=== Work instructions ===
Don't copy the pictures; return every other part of the records exactly.

_ _ _

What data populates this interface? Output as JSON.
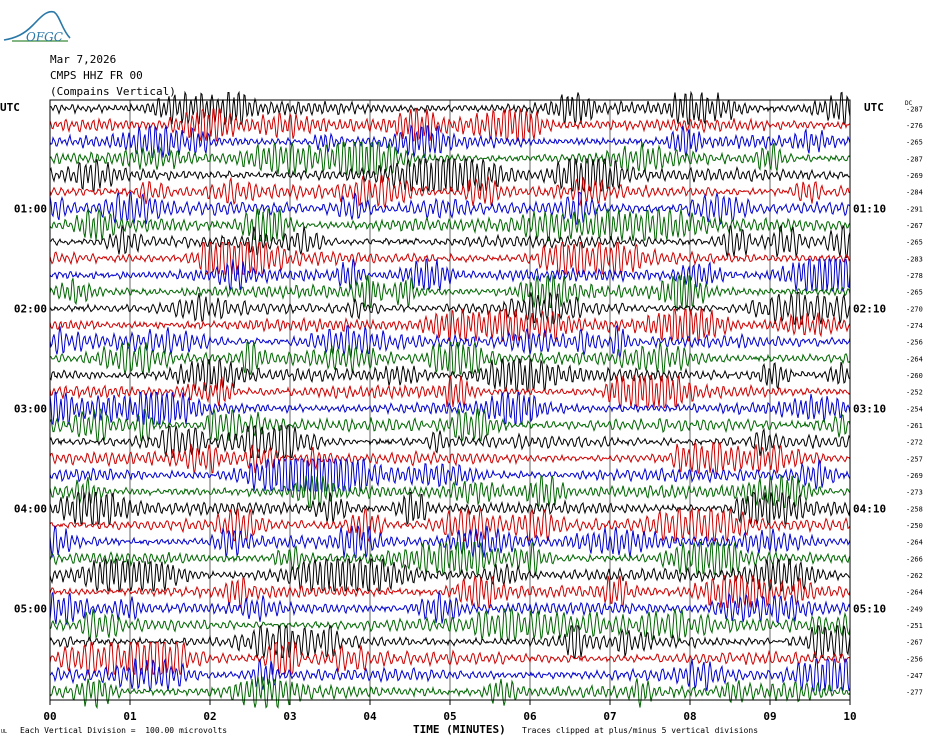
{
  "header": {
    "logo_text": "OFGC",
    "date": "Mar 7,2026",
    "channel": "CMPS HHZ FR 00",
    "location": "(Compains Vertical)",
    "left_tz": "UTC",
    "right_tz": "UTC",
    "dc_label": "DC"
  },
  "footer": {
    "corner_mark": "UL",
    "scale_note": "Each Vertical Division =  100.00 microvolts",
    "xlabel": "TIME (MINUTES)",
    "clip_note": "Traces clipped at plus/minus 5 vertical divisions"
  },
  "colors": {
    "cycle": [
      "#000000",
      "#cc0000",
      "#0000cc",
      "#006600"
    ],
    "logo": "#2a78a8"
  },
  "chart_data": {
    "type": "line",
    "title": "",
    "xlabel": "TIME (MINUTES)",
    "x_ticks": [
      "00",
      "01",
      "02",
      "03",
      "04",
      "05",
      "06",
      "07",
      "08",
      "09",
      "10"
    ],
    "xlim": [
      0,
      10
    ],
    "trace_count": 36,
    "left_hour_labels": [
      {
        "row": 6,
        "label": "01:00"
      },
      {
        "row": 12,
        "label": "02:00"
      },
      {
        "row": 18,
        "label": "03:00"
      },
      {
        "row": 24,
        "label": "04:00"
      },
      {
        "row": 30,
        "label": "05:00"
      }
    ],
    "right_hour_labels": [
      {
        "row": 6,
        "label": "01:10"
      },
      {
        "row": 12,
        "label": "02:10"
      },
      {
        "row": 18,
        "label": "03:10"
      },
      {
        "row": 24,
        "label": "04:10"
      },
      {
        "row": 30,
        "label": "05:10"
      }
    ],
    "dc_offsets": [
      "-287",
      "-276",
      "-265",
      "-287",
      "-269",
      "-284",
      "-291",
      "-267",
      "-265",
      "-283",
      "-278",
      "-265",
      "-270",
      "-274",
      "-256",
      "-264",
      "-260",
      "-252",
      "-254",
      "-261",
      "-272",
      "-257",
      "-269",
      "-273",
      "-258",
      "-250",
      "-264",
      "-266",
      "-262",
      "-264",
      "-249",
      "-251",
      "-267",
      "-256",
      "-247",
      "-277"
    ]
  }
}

_ _ _

=== Solution for this problem ===
What data populates this interface? Output as JSON.
{
  "header": {
    "logo_text": "OFGC",
    "date": "Mar 7,2026",
    "channel": "CMPS HHZ FR 00",
    "location": "(Compains Vertical)",
    "left_tz": "UTC",
    "right_tz": "UTC",
    "dc_label": "DC"
  },
  "footer": {
    "corner_mark": "UL",
    "scale_note": "Each Vertical Division =  100.00 microvolts",
    "xlabel": "TIME (MINUTES)",
    "clip_note": "Traces clipped at plus/minus 5 vertical divisions"
  },
  "colors": {
    "cycle": [
      "#000000",
      "#cc0000",
      "#0000cc",
      "#006600"
    ],
    "logo": "#2a78a8"
  },
  "chart_data": {
    "type": "line",
    "title": "",
    "xlabel": "TIME (MINUTES)",
    "x_ticks": [
      "00",
      "01",
      "02",
      "03",
      "04",
      "05",
      "06",
      "07",
      "08",
      "09",
      "10"
    ],
    "xlim": [
      0,
      10
    ],
    "trace_count": 36,
    "left_hour_labels": [
      {
        "row": 6,
        "label": "01:00"
      },
      {
        "row": 12,
        "label": "02:00"
      },
      {
        "row": 18,
        "label": "03:00"
      },
      {
        "row": 24,
        "label": "04:00"
      },
      {
        "row": 30,
        "label": "05:00"
      }
    ],
    "right_hour_labels": [
      {
        "row": 6,
        "label": "01:10"
      },
      {
        "row": 12,
        "label": "02:10"
      },
      {
        "row": 18,
        "label": "03:10"
      },
      {
        "row": 24,
        "label": "04:10"
      },
      {
        "row": 30,
        "label": "05:10"
      }
    ],
    "dc_offsets": [
      "-287",
      "-276",
      "-265",
      "-287",
      "-269",
      "-284",
      "-291",
      "-267",
      "-265",
      "-283",
      "-278",
      "-265",
      "-270",
      "-274",
      "-256",
      "-264",
      "-260",
      "-252",
      "-254",
      "-261",
      "-272",
      "-257",
      "-269",
      "-273",
      "-258",
      "-250",
      "-264",
      "-266",
      "-262",
      "-264",
      "-249",
      "-251",
      "-267",
      "-256",
      "-247",
      "-277"
    ]
  }
}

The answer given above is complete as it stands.